## THE TASK
Copy every line from the material below that holds "offenders".

## PROVIDED DATA
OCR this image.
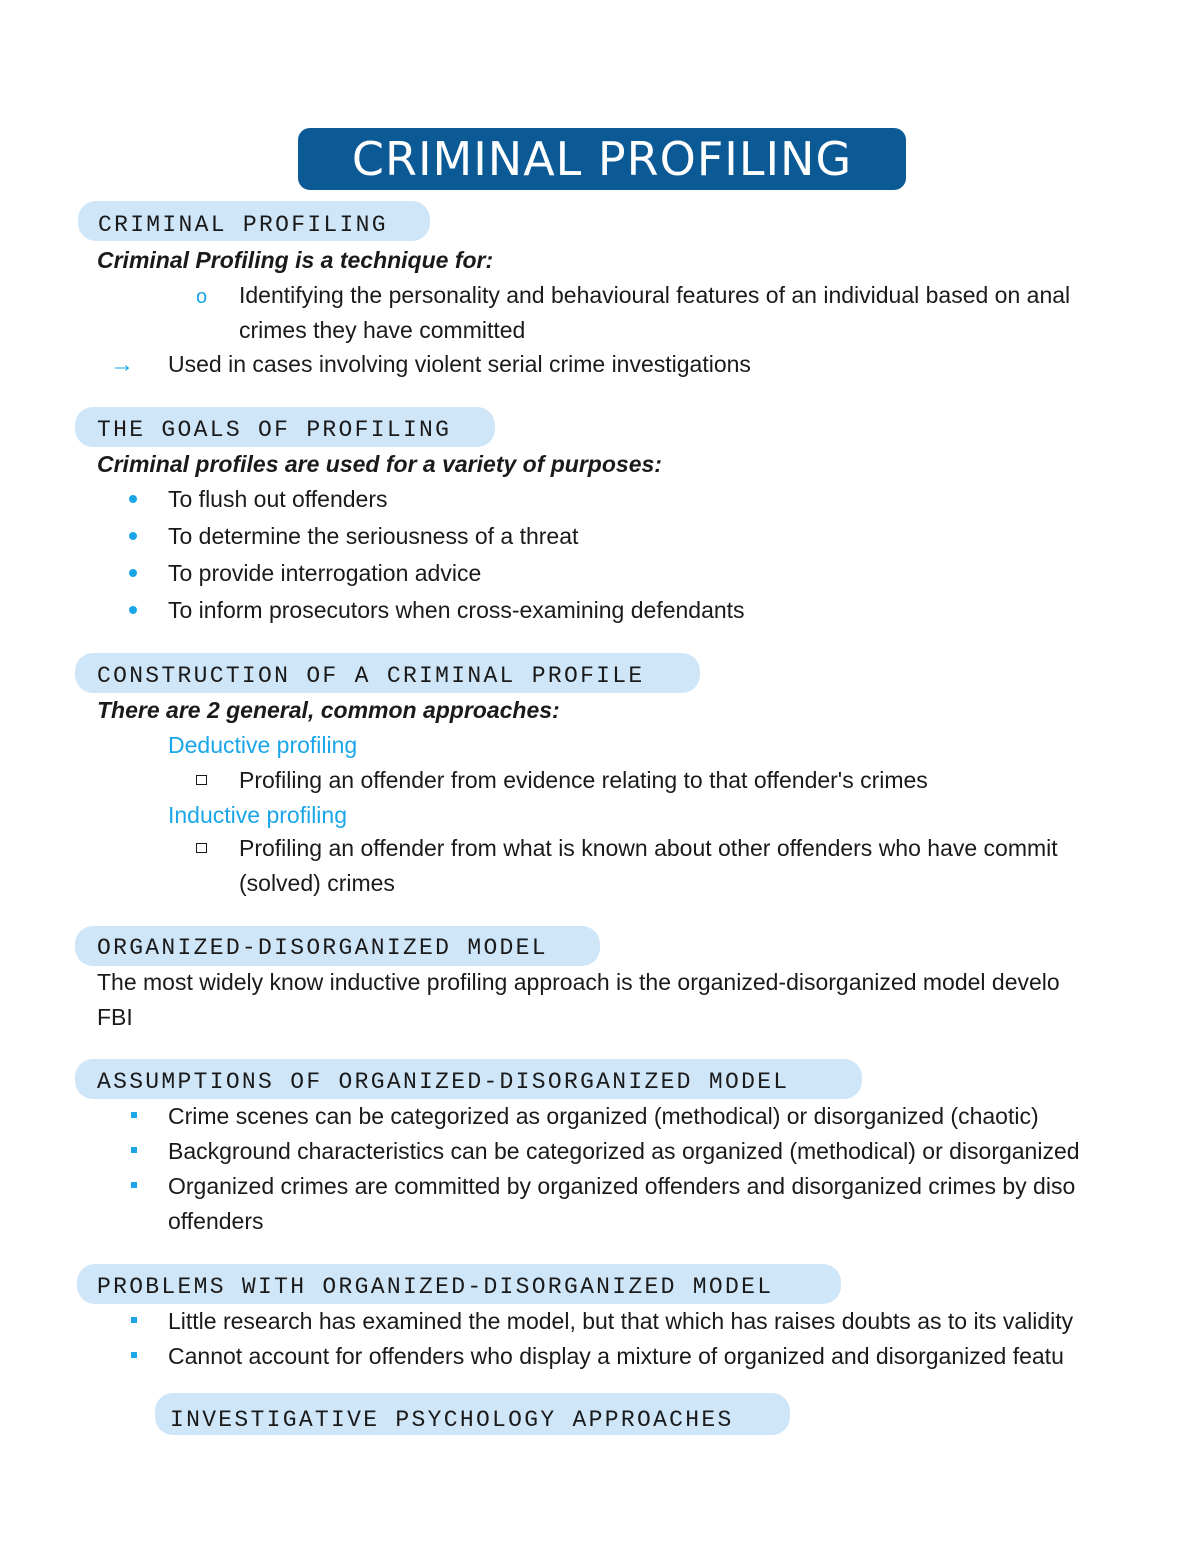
CRIMINAL PROFILING
CRIMINAL PROFILING
Criminal Profiling is a technique for:
o Identifying the personality and behavioural features of an individual based on anal
crimes they have committed
→ Used in cases involving violent serial crime investigations
THE GOALS OF PROFILING
Criminal profiles are used for a variety of purposes:
To flush out offenders
To determine the seriousness of a threat
To provide interrogation advice
To inform prosecutors when cross-examining defendants
CONSTRUCTION OF A CRIMINAL PROFILE
There are 2 general, common approaches:
Deductive profiling
Profiling an offender from evidence relating to that offender's crimes
Inductive profiling
Profiling an offender from what is known about other offenders who have commit
(solved) crimes
ORGANIZED-DISORGANIZED MODEL
The most widely know inductive profiling approach is the organized-disorganized model develo
FBI
ASSUMPTIONS OF ORGANIZED-DISORGANIZED MODEL
Crime scenes can be categorized as organized (methodical) or disorganized (chaotic)
Background characteristics can be categorized as organized (methodical) or disorganized
Organized crimes are committed by organized offenders and disorganized crimes by diso
offenders
PROBLEMS WITH ORGANIZED-DISORGANIZED MODEL
Little research has examined the model, but that which has raises doubts as to its validity
Cannot account for offenders who display a mixture of organized and disorganized featu
INVESTIGATIVE PSYCHOLOGY APPROACHES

## THE SOLUTION
To flush out offenders
Profiling an offender from what is known about other offenders who have commit
Organized crimes are committed by organized offenders and disorganized crimes by diso
offenders
Cannot account for offenders who display a mixture of organized and disorganized featu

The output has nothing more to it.